Dataset excerpt:

===

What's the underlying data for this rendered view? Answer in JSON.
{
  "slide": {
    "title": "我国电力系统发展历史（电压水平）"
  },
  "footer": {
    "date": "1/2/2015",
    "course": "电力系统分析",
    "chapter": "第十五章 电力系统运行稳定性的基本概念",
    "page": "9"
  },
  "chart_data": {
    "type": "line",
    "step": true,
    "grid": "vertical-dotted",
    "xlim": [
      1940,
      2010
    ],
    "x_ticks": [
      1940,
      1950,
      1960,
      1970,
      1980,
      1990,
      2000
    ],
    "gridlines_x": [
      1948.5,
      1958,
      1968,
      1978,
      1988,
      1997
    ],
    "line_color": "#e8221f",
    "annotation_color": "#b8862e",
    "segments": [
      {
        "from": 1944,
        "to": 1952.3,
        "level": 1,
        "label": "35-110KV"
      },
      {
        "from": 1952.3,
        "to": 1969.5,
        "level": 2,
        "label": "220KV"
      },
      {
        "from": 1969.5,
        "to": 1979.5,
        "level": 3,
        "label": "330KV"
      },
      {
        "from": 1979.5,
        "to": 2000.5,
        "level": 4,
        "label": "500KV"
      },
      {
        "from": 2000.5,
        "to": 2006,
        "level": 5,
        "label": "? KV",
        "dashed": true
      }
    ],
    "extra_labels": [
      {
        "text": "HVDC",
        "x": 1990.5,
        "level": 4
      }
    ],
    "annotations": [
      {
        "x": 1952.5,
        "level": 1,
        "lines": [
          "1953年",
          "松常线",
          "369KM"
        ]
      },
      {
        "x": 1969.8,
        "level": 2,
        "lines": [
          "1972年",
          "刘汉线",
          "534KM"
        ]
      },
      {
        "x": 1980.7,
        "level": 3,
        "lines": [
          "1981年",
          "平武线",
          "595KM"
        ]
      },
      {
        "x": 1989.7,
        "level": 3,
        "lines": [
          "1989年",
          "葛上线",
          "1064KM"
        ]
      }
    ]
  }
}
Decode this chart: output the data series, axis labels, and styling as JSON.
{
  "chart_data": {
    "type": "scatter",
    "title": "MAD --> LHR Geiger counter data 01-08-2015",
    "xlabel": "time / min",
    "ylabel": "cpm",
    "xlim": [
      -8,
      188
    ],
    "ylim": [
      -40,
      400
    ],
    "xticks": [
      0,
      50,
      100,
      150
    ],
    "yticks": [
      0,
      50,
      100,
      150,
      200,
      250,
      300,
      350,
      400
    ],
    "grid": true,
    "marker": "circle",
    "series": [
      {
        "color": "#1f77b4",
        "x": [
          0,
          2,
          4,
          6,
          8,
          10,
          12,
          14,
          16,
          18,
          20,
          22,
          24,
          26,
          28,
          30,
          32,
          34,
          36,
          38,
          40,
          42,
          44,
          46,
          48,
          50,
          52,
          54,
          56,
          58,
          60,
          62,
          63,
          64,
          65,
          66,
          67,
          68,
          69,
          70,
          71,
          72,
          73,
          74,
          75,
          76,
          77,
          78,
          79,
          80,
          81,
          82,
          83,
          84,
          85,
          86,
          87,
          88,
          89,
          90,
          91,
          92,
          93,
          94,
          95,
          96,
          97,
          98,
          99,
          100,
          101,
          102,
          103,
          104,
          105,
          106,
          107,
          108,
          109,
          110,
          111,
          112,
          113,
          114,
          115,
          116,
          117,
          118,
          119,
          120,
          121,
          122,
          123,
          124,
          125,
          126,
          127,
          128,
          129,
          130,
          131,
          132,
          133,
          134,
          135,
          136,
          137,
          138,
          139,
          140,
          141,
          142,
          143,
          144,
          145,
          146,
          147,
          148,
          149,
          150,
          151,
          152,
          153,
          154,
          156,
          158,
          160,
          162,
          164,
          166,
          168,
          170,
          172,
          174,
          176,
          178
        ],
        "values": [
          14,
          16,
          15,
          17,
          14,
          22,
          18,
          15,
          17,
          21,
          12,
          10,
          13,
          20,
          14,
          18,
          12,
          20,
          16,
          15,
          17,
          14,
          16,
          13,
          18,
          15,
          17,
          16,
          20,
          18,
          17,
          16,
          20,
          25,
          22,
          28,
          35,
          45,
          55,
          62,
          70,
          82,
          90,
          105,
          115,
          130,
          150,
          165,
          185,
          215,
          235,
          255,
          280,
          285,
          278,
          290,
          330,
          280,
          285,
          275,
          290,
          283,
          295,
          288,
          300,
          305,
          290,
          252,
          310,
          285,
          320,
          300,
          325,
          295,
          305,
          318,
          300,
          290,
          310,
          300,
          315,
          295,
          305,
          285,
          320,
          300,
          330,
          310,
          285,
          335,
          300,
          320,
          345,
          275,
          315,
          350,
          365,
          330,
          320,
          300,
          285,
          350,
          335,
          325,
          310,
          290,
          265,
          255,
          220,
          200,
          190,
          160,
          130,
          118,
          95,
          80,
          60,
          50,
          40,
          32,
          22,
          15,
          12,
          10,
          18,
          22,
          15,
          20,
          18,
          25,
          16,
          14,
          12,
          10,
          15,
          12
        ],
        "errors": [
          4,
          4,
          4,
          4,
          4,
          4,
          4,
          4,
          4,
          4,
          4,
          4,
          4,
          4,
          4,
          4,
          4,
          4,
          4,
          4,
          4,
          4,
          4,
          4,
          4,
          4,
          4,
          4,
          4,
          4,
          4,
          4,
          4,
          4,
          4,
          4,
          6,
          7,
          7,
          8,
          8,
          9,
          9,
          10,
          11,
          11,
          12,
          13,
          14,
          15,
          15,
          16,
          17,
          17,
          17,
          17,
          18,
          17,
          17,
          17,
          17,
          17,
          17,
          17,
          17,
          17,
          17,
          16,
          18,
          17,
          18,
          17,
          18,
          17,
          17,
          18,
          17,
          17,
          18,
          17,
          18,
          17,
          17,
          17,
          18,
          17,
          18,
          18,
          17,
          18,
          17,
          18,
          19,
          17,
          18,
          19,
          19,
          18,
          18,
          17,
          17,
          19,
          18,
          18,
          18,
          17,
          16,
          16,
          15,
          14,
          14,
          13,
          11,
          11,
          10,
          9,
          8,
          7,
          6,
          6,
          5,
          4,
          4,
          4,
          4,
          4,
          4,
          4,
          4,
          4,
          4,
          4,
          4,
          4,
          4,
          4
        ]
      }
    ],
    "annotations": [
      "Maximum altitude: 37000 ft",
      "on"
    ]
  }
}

===

Transcribe every line of the data, exactly as it stands.

# Result below
What's the underlying data for this rendered view? Answer in JSON.
{
  "slide": {
    "title": "我国电力系统发展历史（电压水平）"
  },
  "footer": {
    "date": "1/2/2015",
    "course": "电力系统分析",
    "chapter": "第十五章 电力系统运行稳定性的基本概念",
    "page": "9"
  },
  "chart_data": {
    "type": "line",
    "step": true,
    "grid": "vertical-dotted",
    "xlim": [
      1940,
      2010
    ],
    "x_ticks": [
      1940,
      1950,
      1960,
      1970,
      1980,
      1990,
      2000
    ],
    "gridlines_x": [
      1948.5,
      1958,
      1968,
      1978,
      1988,
      1997
    ],
    "line_color": "#e8221f",
    "annotation_color": "#b8862e",
    "segments": [
      {
        "from": 1944,
        "to": 1952.3,
        "level": 1,
        "label": "35-110KV"
      },
      {
        "from": 1952.3,
        "to": 1969.5,
        "level": 2,
        "label": "220KV"
      },
      {
        "from": 1969.5,
        "to": 1979.5,
        "level": 3,
        "label": "330KV"
      },
      {
        "from": 1979.5,
        "to": 2000.5,
        "level": 4,
        "label": "500KV"
      },
      {
        "from": 2000.5,
        "to": 2006,
        "level": 5,
        "label": "? KV",
        "dashed": true
      }
    ],
    "extra_labels": [
      {
        "text": "HVDC",
        "x": 1990.5,
        "level": 4
      }
    ],
    "annotations": [
      {
        "x": 1952.5,
        "level": 1,
        "lines": [
          "1953年",
          "松常线",
          "369KM"
        ]
      },
      {
        "x": 1969.8,
        "level": 2,
        "lines": [
          "1972年",
          "刘汉线",
          "534KM"
        ]
      },
      {
        "x": 1980.7,
        "level": 3,
        "lines": [
          "1981年",
          "平武线",
          "595KM"
        ]
      },
      {
        "x": 1989.7,
        "level": 3,
        "lines": [
          "1989年",
          "葛上线",
          "1064KM"
        ]
      }
    ]
  }
}
Decode this chart: output the data series, axis labels, and styling as JSON.
{
  "chart_data": {
    "type": "scatter",
    "title": "MAD --> LHR Geiger counter data 01-08-2015",
    "xlabel": "time / min",
    "ylabel": "cpm",
    "xlim": [
      -8,
      188
    ],
    "ylim": [
      -40,
      400
    ],
    "xticks": [
      0,
      50,
      100,
      150
    ],
    "yticks": [
      0,
      50,
      100,
      150,
      200,
      250,
      300,
      350,
      400
    ],
    "grid": true,
    "marker": "circle",
    "series": [
      {
        "color": "#1f77b4",
        "x": [
          0,
          2,
          4,
          6,
          8,
          10,
          12,
          14,
          16,
          18,
          20,
          22,
          24,
          26,
          28,
          30,
          32,
          34,
          36,
          38,
          40,
          42,
          44,
          46,
          48,
          50,
          52,
          54,
          56,
          58,
          60,
          62,
          63,
          64,
          65,
          66,
          67,
          68,
          69,
          70,
          71,
          72,
          73,
          74,
          75,
          76,
          77,
          78,
          79,
          80,
          81,
          82,
          83,
          84,
          85,
          86,
          87,
          88,
          89,
          90,
          91,
          92,
          93,
          94,
          95,
          96,
          97,
          98,
          99,
          100,
          101,
          102,
          103,
          104,
          105,
          106,
          107,
          108,
          109,
          110,
          111,
          112,
          113,
          114,
          115,
          116,
          117,
          118,
          119,
          120,
          121,
          122,
          123,
          124,
          125,
          126,
          127,
          128,
          129,
          130,
          131,
          132,
          133,
          134,
          135,
          136,
          137,
          138,
          139,
          140,
          141,
          142,
          143,
          144,
          145,
          146,
          147,
          148,
          149,
          150,
          151,
          152,
          153,
          154,
          156,
          158,
          160,
          162,
          164,
          166,
          168,
          170,
          172,
          174,
          176,
          178
        ],
        "values": [
          14,
          16,
          15,
          17,
          14,
          22,
          18,
          15,
          17,
          21,
          12,
          10,
          13,
          20,
          14,
          18,
          12,
          20,
          16,
          15,
          17,
          14,
          16,
          13,
          18,
          15,
          17,
          16,
          20,
          18,
          17,
          16,
          20,
          25,
          22,
          28,
          35,
          45,
          55,
          62,
          70,
          82,
          90,
          105,
          115,
          130,
          150,
          165,
          185,
          215,
          235,
          255,
          280,
          285,
          278,
          290,
          330,
          280,
          285,
          275,
          290,
          283,
          295,
          288,
          300,
          305,
          290,
          252,
          310,
          285,
          320,
          300,
          325,
          295,
          305,
          318,
          300,
          290,
          310,
          300,
          315,
          295,
          305,
          285,
          320,
          300,
          330,
          310,
          285,
          335,
          300,
          320,
          345,
          275,
          315,
          350,
          365,
          330,
          320,
          300,
          285,
          350,
          335,
          325,
          310,
          290,
          265,
          255,
          220,
          200,
          190,
          160,
          130,
          118,
          95,
          80,
          60,
          50,
          40,
          32,
          22,
          15,
          12,
          10,
          18,
          22,
          15,
          20,
          18,
          25,
          16,
          14,
          12,
          10,
          15,
          12
        ],
        "errors": [
          4,
          4,
          4,
          4,
          4,
          4,
          4,
          4,
          4,
          4,
          4,
          4,
          4,
          4,
          4,
          4,
          4,
          4,
          4,
          4,
          4,
          4,
          4,
          4,
          4,
          4,
          4,
          4,
          4,
          4,
          4,
          4,
          4,
          4,
          4,
          4,
          6,
          7,
          7,
          8,
          8,
          9,
          9,
          10,
          11,
          11,
          12,
          13,
          14,
          15,
          15,
          16,
          17,
          17,
          17,
          17,
          18,
          17,
          17,
          17,
          17,
          17,
          17,
          17,
          17,
          17,
          17,
          16,
          18,
          17,
          18,
          17,
          18,
          17,
          17,
          18,
          17,
          17,
          18,
          17,
          18,
          17,
          17,
          17,
          18,
          17,
          18,
          18,
          17,
          18,
          17,
          18,
          19,
          17,
          18,
          19,
          19,
          18,
          18,
          17,
          17,
          19,
          18,
          18,
          18,
          17,
          16,
          16,
          15,
          14,
          14,
          13,
          11,
          11,
          10,
          9,
          8,
          7,
          6,
          6,
          5,
          4,
          4,
          4,
          4,
          4,
          4,
          4,
          4,
          4,
          4,
          4,
          4,
          4,
          4,
          4
        ]
      }
    ],
    "annotations": [
      "Maximum altitude: 37000 ft",
      "on"
    ]
  }
}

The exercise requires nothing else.